RECORDS FOR THE EXERCISE:
──────────────────────────────

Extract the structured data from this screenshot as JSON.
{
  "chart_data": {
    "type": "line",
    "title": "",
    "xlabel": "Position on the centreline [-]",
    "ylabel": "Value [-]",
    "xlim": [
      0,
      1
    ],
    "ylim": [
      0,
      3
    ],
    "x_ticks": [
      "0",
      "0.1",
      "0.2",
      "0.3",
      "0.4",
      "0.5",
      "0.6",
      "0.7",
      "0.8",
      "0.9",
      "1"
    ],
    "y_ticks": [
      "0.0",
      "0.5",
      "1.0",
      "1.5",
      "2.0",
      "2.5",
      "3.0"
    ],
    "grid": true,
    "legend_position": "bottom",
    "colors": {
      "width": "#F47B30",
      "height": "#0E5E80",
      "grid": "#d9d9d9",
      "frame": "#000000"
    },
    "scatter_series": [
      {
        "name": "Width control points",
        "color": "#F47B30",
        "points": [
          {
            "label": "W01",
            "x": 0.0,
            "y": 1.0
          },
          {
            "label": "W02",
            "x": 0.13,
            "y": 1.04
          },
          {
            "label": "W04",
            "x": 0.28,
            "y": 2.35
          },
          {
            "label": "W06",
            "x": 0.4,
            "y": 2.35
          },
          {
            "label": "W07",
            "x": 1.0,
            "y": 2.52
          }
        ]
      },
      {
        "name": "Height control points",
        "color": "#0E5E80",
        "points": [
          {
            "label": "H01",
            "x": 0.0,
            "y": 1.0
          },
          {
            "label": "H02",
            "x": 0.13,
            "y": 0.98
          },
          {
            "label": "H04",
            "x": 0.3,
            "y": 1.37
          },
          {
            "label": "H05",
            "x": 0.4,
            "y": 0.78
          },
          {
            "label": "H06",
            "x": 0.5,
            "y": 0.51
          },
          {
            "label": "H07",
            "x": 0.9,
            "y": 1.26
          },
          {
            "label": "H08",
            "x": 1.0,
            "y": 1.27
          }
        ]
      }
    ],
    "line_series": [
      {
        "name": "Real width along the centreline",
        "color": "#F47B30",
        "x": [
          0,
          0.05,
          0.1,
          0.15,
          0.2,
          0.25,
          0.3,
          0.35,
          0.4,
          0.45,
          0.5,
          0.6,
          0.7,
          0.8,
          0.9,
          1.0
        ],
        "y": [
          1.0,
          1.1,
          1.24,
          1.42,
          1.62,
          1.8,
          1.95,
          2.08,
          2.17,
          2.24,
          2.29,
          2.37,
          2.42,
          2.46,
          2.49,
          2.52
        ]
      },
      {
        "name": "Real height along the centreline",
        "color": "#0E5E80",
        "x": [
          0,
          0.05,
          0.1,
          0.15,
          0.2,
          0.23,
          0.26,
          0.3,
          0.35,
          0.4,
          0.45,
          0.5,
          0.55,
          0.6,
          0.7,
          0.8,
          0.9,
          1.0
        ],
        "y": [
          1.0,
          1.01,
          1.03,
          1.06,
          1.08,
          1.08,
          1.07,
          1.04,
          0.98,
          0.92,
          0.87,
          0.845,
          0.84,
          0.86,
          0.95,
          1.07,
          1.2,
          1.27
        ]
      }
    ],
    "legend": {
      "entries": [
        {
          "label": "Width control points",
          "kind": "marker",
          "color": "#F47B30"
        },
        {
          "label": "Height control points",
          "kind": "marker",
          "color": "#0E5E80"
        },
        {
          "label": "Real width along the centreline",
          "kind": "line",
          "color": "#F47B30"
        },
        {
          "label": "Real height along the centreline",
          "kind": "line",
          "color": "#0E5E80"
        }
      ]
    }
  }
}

──────────────────────────────

DO THIS:
Repeat the data in its entirety, character for character.

CORRECT RESPONSE:
Extract the structured data from this screenshot as JSON.
{
  "chart_data": {
    "type": "line",
    "title": "",
    "xlabel": "Position on the centreline [-]",
    "ylabel": "Value [-]",
    "xlim": [
      0,
      1
    ],
    "ylim": [
      0,
      3
    ],
    "x_ticks": [
      "0",
      "0.1",
      "0.2",
      "0.3",
      "0.4",
      "0.5",
      "0.6",
      "0.7",
      "0.8",
      "0.9",
      "1"
    ],
    "y_ticks": [
      "0.0",
      "0.5",
      "1.0",
      "1.5",
      "2.0",
      "2.5",
      "3.0"
    ],
    "grid": true,
    "legend_position": "bottom",
    "colors": {
      "width": "#F47B30",
      "height": "#0E5E80",
      "grid": "#d9d9d9",
      "frame": "#000000"
    },
    "scatter_series": [
      {
        "name": "Width control points",
        "color": "#F47B30",
        "points": [
          {
            "label": "W01",
            "x": 0.0,
            "y": 1.0
          },
          {
            "label": "W02",
            "x": 0.13,
            "y": 1.04
          },
          {
            "label": "W04",
            "x": 0.28,
            "y": 2.35
          },
          {
            "label": "W06",
            "x": 0.4,
            "y": 2.35
          },
          {
            "label": "W07",
            "x": 1.0,
            "y": 2.52
          }
        ]
      },
      {
        "name": "Height control points",
        "color": "#0E5E80",
        "points": [
          {
            "label": "H01",
            "x": 0.0,
            "y": 1.0
          },
          {
            "label": "H02",
            "x": 0.13,
            "y": 0.98
          },
          {
            "label": "H04",
            "x": 0.3,
            "y": 1.37
          },
          {
            "label": "H05",
            "x": 0.4,
            "y": 0.78
          },
          {
            "label": "H06",
            "x": 0.5,
            "y": 0.51
          },
          {
            "label": "H07",
            "x": 0.9,
            "y": 1.26
          },
          {
            "label": "H08",
            "x": 1.0,
            "y": 1.27
          }
        ]
      }
    ],
    "line_series": [
      {
        "name": "Real width along the centreline",
        "color": "#F47B30",
        "x": [
          0,
          0.05,
          0.1,
          0.15,
          0.2,
          0.25,
          0.3,
          0.35,
          0.4,
          0.45,
          0.5,
          0.6,
          0.7,
          0.8,
          0.9,
          1.0
        ],
        "y": [
          1.0,
          1.1,
          1.24,
          1.42,
          1.62,
          1.8,
          1.95,
          2.08,
          2.17,
          2.24,
          2.29,
          2.37,
          2.42,
          2.46,
          2.49,
          2.52
        ]
      },
      {
        "name": "Real height along the centreline",
        "color": "#0E5E80",
        "x": [
          0,
          0.05,
          0.1,
          0.15,
          0.2,
          0.23,
          0.26,
          0.3,
          0.35,
          0.4,
          0.45,
          0.5,
          0.55,
          0.6,
          0.7,
          0.8,
          0.9,
          1.0
        ],
        "y": [
          1.0,
          1.01,
          1.03,
          1.06,
          1.08,
          1.08,
          1.07,
          1.04,
          0.98,
          0.92,
          0.87,
          0.845,
          0.84,
          0.86,
          0.95,
          1.07,
          1.2,
          1.27
        ]
      }
    ],
    "legend": {
      "entries": [
        {
          "label": "Width control points",
          "kind": "marker",
          "color": "#F47B30"
        },
        {
          "label": "Height control points",
          "kind": "marker",
          "color": "#0E5E80"
        },
        {
          "label": "Real width along the centreline",
          "kind": "line",
          "color": "#F47B30"
        },
        {
          "label": "Real height along the centreline",
          "kind": "line",
          "color": "#0E5E80"
        }
      ]
    }
  }
}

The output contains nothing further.